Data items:
★ ★ ★ ★ ★ ★ ★

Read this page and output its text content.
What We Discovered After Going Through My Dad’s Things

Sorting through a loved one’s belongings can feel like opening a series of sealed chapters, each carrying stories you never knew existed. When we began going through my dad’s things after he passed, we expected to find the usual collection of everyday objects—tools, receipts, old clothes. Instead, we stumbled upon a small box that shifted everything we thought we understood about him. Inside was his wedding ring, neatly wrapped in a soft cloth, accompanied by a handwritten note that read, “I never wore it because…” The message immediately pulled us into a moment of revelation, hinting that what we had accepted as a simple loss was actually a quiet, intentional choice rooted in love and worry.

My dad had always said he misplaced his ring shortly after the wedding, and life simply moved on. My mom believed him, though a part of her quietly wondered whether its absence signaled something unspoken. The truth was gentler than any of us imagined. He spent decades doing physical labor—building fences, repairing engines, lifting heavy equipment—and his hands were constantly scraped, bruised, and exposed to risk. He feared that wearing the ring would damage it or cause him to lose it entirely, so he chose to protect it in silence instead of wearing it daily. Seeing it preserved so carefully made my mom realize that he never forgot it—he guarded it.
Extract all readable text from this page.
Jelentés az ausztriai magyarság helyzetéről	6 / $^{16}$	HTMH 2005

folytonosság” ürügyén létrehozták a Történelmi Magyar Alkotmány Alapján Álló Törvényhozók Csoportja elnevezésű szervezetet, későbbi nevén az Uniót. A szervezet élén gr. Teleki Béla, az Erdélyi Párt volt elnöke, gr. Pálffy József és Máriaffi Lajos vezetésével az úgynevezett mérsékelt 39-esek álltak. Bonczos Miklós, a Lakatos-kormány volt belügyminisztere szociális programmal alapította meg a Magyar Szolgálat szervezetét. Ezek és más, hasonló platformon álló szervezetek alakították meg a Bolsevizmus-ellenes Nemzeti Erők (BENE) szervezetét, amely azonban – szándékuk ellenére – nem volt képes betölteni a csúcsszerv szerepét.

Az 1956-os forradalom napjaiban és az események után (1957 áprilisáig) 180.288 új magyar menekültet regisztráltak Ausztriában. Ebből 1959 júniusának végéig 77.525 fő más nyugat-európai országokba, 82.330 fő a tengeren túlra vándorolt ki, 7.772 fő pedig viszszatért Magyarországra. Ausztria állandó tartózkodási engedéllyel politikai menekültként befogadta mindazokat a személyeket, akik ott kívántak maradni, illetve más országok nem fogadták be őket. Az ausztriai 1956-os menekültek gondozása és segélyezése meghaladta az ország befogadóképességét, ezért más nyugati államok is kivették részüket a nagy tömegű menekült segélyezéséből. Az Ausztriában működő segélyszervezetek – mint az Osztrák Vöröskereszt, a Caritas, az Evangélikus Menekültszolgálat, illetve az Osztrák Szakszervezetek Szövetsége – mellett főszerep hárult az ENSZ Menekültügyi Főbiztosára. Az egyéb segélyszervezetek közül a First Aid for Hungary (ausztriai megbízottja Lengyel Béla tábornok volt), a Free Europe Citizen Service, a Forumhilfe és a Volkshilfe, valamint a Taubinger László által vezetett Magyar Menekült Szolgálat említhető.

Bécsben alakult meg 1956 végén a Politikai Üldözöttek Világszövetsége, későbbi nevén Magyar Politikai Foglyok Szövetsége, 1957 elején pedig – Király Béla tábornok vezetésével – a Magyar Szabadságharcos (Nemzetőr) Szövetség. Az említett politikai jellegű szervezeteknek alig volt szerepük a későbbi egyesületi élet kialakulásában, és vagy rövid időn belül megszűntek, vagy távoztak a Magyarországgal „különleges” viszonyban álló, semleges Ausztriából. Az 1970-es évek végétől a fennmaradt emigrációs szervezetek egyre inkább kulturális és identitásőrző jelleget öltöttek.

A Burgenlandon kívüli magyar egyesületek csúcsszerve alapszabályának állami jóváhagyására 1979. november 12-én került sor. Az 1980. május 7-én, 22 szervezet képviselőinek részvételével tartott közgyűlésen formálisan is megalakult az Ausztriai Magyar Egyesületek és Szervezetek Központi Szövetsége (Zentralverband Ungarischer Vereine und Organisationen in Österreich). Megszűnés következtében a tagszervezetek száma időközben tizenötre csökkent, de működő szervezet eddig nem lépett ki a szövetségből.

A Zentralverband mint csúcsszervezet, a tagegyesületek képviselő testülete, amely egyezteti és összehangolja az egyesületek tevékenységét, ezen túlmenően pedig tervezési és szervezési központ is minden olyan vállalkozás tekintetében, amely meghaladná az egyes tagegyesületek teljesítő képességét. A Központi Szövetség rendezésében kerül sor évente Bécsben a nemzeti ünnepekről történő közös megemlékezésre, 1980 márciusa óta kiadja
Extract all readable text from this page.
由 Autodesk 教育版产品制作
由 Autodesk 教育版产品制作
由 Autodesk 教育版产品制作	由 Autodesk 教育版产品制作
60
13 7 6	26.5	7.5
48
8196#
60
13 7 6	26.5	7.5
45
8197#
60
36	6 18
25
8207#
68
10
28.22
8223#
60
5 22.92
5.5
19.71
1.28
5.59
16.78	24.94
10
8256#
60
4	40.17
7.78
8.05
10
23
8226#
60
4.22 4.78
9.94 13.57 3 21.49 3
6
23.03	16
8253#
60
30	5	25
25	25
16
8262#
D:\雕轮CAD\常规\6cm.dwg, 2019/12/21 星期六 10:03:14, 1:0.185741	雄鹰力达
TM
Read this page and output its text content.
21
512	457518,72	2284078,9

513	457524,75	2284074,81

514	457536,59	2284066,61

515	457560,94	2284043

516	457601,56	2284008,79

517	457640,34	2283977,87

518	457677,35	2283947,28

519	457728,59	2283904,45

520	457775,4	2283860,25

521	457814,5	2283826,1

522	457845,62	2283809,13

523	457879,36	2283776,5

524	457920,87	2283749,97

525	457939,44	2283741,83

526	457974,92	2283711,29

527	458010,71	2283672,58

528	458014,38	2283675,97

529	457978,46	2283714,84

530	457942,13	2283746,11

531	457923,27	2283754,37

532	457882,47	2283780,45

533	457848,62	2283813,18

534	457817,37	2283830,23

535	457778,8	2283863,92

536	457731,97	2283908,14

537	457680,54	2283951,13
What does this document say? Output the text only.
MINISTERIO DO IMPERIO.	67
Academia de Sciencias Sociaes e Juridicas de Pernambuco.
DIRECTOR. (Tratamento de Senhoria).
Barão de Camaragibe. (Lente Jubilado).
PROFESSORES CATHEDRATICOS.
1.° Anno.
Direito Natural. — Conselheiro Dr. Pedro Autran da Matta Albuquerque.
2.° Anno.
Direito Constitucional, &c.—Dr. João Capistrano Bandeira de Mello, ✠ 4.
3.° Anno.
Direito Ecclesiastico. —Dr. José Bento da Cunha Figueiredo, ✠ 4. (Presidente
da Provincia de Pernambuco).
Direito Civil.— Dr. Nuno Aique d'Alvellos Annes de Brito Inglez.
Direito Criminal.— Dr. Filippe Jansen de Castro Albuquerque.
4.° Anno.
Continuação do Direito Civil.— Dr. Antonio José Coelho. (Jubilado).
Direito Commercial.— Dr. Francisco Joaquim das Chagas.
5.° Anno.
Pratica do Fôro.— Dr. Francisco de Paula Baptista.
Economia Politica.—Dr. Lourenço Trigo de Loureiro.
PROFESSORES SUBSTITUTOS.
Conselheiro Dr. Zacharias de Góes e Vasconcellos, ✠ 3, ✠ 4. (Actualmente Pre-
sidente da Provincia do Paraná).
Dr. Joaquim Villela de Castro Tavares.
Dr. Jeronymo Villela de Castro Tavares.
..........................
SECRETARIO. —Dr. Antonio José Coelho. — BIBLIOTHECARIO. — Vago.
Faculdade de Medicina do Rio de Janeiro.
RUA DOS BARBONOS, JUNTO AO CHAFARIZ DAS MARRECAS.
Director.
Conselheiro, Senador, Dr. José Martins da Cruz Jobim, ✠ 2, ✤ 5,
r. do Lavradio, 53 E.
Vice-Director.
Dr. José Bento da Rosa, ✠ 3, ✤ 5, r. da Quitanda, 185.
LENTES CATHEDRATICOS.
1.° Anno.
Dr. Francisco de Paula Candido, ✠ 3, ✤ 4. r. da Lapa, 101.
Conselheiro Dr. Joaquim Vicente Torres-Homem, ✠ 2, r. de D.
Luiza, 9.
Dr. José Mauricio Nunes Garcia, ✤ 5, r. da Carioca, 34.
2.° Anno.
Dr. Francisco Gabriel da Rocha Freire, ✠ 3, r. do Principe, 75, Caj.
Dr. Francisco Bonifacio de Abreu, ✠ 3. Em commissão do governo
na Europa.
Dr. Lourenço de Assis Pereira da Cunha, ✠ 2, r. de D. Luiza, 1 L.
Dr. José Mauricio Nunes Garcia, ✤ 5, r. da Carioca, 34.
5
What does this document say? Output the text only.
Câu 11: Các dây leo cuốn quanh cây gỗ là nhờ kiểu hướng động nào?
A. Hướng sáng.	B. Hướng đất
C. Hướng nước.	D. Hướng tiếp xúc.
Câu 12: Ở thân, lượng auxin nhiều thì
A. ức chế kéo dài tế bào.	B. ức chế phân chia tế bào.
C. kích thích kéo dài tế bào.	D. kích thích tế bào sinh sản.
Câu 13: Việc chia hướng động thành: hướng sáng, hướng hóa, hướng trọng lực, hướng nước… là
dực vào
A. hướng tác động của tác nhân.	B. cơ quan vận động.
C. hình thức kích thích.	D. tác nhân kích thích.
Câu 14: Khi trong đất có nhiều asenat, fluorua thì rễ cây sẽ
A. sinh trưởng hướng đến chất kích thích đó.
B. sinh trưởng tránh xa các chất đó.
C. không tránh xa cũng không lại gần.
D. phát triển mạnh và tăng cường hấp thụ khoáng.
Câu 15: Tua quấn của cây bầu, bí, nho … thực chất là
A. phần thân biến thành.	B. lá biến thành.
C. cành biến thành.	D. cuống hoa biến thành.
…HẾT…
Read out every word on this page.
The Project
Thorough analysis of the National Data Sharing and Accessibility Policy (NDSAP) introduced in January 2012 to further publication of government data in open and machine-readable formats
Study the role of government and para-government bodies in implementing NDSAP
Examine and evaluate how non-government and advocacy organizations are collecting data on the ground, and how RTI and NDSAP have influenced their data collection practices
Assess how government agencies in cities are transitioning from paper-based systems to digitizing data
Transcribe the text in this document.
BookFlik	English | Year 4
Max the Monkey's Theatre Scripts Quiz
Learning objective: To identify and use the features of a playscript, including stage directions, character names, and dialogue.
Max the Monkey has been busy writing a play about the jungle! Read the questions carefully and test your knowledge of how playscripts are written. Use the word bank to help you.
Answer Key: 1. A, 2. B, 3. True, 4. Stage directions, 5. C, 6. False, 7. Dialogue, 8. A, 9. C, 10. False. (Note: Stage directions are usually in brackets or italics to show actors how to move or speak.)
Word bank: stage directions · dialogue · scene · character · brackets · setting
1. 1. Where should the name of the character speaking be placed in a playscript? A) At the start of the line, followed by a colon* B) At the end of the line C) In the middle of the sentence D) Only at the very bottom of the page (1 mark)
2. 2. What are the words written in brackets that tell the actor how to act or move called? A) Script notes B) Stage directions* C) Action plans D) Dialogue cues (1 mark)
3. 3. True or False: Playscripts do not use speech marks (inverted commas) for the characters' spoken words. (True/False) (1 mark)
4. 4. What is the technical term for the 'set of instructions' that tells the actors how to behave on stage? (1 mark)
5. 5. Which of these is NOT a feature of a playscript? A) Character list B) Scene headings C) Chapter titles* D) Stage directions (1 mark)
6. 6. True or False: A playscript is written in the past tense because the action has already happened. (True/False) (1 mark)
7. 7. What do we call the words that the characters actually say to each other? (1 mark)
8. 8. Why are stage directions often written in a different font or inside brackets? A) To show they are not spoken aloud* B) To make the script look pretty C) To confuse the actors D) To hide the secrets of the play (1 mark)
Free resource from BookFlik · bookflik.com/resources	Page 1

★ ★ ★ ★ ★ ★ ★

__What the exercise asks__: Using the listing above, say how many of its lines contain the string "Paula", giving nothing but the figure.

__Written response__: 2